* **Exercise prompt**:
Could you please retype all of the data below exactly?

* **Records from a collection of figures**:

::::

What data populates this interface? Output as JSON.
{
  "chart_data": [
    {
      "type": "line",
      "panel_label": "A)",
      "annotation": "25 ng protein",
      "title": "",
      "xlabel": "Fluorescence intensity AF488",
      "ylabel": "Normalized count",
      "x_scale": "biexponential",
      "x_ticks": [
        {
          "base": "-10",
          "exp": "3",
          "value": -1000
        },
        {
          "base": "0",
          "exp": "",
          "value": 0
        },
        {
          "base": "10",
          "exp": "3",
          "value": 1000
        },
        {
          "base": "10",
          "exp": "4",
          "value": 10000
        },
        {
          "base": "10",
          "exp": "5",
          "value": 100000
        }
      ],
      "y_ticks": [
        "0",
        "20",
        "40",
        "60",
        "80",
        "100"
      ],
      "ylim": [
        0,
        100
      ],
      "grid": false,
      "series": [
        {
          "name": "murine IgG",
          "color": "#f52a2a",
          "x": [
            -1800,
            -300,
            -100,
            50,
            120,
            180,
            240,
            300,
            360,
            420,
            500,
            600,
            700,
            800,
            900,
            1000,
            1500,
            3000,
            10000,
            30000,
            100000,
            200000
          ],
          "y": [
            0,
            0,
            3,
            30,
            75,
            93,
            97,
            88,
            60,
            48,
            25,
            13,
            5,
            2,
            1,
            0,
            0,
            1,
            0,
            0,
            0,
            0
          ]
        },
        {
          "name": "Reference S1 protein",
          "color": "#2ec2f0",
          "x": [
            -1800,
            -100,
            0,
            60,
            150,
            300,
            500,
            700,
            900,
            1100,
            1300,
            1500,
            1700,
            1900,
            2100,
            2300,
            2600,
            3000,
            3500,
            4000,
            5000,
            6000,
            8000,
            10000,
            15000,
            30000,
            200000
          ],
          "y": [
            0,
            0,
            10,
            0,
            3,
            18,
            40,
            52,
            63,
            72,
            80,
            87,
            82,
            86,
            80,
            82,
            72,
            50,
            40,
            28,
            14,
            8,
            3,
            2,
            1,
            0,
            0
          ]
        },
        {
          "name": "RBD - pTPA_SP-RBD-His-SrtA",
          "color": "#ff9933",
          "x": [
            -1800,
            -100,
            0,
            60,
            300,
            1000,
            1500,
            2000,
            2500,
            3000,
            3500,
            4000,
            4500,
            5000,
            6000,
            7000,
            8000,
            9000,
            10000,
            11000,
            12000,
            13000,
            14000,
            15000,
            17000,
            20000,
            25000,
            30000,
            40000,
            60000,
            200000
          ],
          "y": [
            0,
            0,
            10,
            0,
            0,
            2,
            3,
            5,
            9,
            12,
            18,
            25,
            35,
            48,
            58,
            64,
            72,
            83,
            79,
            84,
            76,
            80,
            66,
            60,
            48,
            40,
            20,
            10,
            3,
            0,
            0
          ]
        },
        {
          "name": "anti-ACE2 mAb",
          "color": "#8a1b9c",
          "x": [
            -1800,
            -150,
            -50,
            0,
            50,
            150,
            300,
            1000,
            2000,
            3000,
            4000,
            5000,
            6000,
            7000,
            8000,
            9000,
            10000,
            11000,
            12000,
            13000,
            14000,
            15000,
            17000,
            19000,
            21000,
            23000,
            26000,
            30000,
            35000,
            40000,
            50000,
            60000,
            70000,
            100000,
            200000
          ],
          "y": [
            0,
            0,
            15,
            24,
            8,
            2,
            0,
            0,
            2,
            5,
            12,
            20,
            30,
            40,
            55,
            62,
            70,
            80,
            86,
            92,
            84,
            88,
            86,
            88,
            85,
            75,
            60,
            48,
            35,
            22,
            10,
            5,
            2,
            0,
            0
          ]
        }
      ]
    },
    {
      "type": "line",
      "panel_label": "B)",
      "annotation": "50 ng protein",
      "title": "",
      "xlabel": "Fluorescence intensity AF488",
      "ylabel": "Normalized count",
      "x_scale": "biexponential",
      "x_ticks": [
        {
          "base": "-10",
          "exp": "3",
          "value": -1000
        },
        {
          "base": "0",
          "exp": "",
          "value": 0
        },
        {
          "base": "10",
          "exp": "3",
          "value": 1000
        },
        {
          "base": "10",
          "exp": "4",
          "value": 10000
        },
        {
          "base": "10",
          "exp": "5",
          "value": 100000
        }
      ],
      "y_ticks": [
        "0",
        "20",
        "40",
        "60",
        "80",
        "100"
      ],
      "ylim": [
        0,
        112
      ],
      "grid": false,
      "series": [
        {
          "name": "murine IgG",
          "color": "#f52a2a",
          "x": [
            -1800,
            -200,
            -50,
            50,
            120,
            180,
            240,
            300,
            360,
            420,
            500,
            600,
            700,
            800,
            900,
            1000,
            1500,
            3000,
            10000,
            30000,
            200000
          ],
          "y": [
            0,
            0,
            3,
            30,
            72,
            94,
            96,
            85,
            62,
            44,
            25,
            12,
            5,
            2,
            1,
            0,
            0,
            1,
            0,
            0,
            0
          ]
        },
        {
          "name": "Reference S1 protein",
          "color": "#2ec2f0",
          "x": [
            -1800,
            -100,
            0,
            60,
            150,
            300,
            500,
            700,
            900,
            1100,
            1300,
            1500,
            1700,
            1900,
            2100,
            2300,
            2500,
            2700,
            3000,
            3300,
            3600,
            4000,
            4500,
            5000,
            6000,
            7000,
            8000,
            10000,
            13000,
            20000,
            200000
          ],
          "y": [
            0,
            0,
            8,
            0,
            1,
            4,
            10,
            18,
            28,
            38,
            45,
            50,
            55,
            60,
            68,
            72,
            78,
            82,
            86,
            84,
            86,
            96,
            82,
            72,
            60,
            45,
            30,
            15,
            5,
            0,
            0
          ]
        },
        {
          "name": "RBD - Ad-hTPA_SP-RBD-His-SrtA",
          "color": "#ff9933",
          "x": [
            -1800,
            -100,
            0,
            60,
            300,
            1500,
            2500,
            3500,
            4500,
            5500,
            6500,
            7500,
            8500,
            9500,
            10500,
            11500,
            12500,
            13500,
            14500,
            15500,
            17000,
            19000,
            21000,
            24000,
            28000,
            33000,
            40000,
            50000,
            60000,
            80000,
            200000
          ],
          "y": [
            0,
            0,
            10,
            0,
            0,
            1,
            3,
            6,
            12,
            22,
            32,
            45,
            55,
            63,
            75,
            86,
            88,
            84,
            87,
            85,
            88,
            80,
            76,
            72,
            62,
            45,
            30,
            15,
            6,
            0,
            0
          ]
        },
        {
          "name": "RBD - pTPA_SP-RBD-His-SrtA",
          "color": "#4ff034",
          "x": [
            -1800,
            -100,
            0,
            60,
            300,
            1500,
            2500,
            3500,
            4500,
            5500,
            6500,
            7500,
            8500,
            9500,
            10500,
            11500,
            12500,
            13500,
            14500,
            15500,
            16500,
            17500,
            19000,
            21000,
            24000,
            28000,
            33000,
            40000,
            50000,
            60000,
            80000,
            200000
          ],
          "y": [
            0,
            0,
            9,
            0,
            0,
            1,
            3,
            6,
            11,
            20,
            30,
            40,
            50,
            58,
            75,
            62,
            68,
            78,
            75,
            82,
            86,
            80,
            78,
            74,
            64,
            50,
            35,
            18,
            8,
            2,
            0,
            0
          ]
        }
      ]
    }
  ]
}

::::

* **Task output**:
What data populates this interface? Output as JSON.
{
  "chart_data": [
    {
      "type": "line",
      "panel_label": "A)",
      "annotation": "25 ng protein",
      "title": "",
      "xlabel": "Fluorescence intensity AF488",
      "ylabel": "Normalized count",
      "x_scale": "biexponential",
      "x_ticks": [
        {
          "base": "-10",
          "exp": "3",
          "value": -1000
        },
        {
          "base": "0",
          "exp": "",
          "value": 0
        },
        {
          "base": "10",
          "exp": "3",
          "value": 1000
        },
        {
          "base": "10",
          "exp": "4",
          "value": 10000
        },
        {
          "base": "10",
          "exp": "5",
          "value": 100000
        }
      ],
      "y_ticks": [
        "0",
        "20",
        "40",
        "60",
        "80",
        "100"
      ],
      "ylim": [
        0,
        100
      ],
      "grid": false,
      "series": [
        {
          "name": "murine IgG",
          "color": "#f52a2a",
          "x": [
            -1800,
            -300,
            -100,
            50,
            120,
            180,
            240,
            300,
            360,
            420,
            500,
            600,
            700,
            800,
            900,
            1000,
            1500,
            3000,
            10000,
            30000,
            100000,
            200000
          ],
          "y": [
            0,
            0,
            3,
            30,
            75,
            93,
            97,
            88,
            60,
            48,
            25,
            13,
            5,
            2,
            1,
            0,
            0,
            1,
            0,
            0,
            0,
            0
          ]
        },
        {
          "name": "Reference S1 protein",
          "color": "#2ec2f0",
          "x": [
            -1800,
            -100,
            0,
            60,
            150,
            300,
            500,
            700,
            900,
            1100,
            1300,
            1500,
            1700,
            1900,
            2100,
            2300,
            2600,
            3000,
            3500,
            4000,
            5000,
            6000,
            8000,
            10000,
            15000,
            30000,
            200000
          ],
          "y": [
            0,
            0,
            10,
            0,
            3,
            18,
            40,
            52,
            63,
            72,
            80,
            87,
            82,
            86,
            80,
            82,
            72,
            50,
            40,
            28,
            14,
            8,
            3,
            2,
            1,
            0,
            0
          ]
        },
        {
          "name": "RBD - pTPA_SP-RBD-His-SrtA",
          "color": "#ff9933",
          "x": [
            -1800,
            -100,
            0,
            60,
            300,
            1000,
            1500,
            2000,
            2500,
            3000,
            3500,
            4000,
            4500,
            5000,
            6000,
            7000,
            8000,
            9000,
            10000,
            11000,
            12000,
            13000,
            14000,
            15000,
            17000,
            20000,
            25000,
            30000,
            40000,
            60000,
            200000
          ],
          "y": [
            0,
            0,
            10,
            0,
            0,
            2,
            3,
            5,
            9,
            12,
            18,
            25,
            35,
            48,
            58,
            64,
            72,
            83,
            79,
            84,
            76,
            80,
            66,
            60,
            48,
            40,
            20,
            10,
            3,
            0,
            0
          ]
        },
        {
          "name": "anti-ACE2 mAb",
          "color": "#8a1b9c",
          "x": [
            -1800,
            -150,
            -50,
            0,
            50,
            150,
            300,
            1000,
            2000,
            3000,
            4000,
            5000,
            6000,
            7000,
            8000,
            9000,
            10000,
            11000,
            12000,
            13000,
            14000,
            15000,
            17000,
            19000,
            21000,
            23000,
            26000,
            30000,
            35000,
            40000,
            50000,
            60000,
            70000,
            100000,
            200000
          ],
          "y": [
            0,
            0,
            15,
            24,
            8,
            2,
            0,
            0,
            2,
            5,
            12,
            20,
            30,
            40,
            55,
            62,
            70,
            80,
            86,
            92,
            84,
            88,
            86,
            88,
            85,
            75,
            60,
            48,
            35,
            22,
            10,
            5,
            2,
            0,
            0
          ]
        }
      ]
    },
    {
      "type": "line",
      "panel_label": "B)",
      "annotation": "50 ng protein",
      "title": "",
      "xlabel": "Fluorescence intensity AF488",
      "ylabel": "Normalized count",
      "x_scale": "biexponential",
      "x_ticks": [
        {
          "base": "-10",
          "exp": "3",
          "value": -1000
        },
        {
          "base": "0",
          "exp": "",
          "value": 0
        },
        {
          "base": "10",
          "exp": "3",
          "value": 1000
        },
        {
          "base": "10",
          "exp": "4",
          "value": 10000
        },
        {
          "base": "10",
          "exp": "5",
          "value": 100000
        }
      ],
      "y_ticks": [
        "0",
        "20",
        "40",
        "60",
        "80",
        "100"
      ],
      "ylim": [
        0,
        112
      ],
      "grid": false,
      "series": [
        {
          "name": "murine IgG",
          "color": "#f52a2a",
          "x": [
            -1800,
            -200,
            -50,
            50,
            120,
            180,
            240,
            300,
            360,
            420,
            500,
            600,
            700,
            800,
            900,
            1000,
            1500,
            3000,
            10000,
            30000,
            200000
          ],
          "y": [
            0,
            0,
            3,
            30,
            72,
            94,
            96,
            85,
            62,
            44,
            25,
            12,
            5,
            2,
            1,
            0,
            0,
            1,
            0,
            0,
            0
          ]
        },
        {
          "name": "Reference S1 protein",
          "color": "#2ec2f0",
          "x": [
            -1800,
            -100,
            0,
            60,
            150,
            300,
            500,
            700,
            900,
            1100,
            1300,
            1500,
            1700,
            1900,
            2100,
            2300,
            2500,
            2700,
            3000,
            3300,
            3600,
            4000,
            4500,
            5000,
            6000,
            7000,
            8000,
            10000,
            13000,
            20000,
            200000
          ],
          "y": [
            0,
            0,
            8,
            0,
            1,
            4,
            10,
            18,
            28,
            38,
            45,
            50,
            55,
            60,
            68,
            72,
            78,
            82,
            86,
            84,
            86,
            96,
            82,
            72,
            60,
            45,
            30,
            15,
            5,
            0,
            0
          ]
        },
        {
          "name": "RBD - Ad-hTPA_SP-RBD-His-SrtA",
          "color": "#ff9933",
          "x": [
            -1800,
            -100,
            0,
            60,
            300,
            1500,
            2500,
            3500,
            4500,
            5500,
            6500,
            7500,
            8500,
            9500,
            10500,
            11500,
            12500,
            13500,
            14500,
            15500,
            17000,
            19000,
            21000,
            24000,
            28000,
            33000,
            40000,
            50000,
            60000,
            80000,
            200000
          ],
          "y": [
            0,
            0,
            10,
            0,
            0,
            1,
            3,
            6,
            12,
            22,
            32,
            45,
            55,
            63,
            75,
            86,
            88,
            84,
            87,
            85,
            88,
            80,
            76,
            72,
            62,
            45,
            30,
            15,
            6,
            0,
            0
          ]
        },
        {
          "name": "RBD - pTPA_SP-RBD-His-SrtA",
          "color": "#4ff034",
          "x": [
            -1800,
            -100,
            0,
            60,
            300,
            1500,
            2500,
            3500,
            4500,
            5500,
            6500,
            7500,
            8500,
            9500,
            10500,
            11500,
            12500,
            13500,
            14500,
            15500,
            16500,
            17500,
            19000,
            21000,
            24000,
            28000,
            33000,
            40000,
            50000,
            60000,
            80000,
            200000
          ],
          "y": [
            0,
            0,
            9,
            0,
            0,
            1,
            3,
            6,
            11,
            20,
            30,
            40,
            50,
            58,
            75,
            62,
            68,
            78,
            75,
            82,
            86,
            80,
            78,
            74,
            64,
            50,
            35,
            18,
            8,
            2,
            0,
            0
          ]
        }
      ]
    }
  ]
}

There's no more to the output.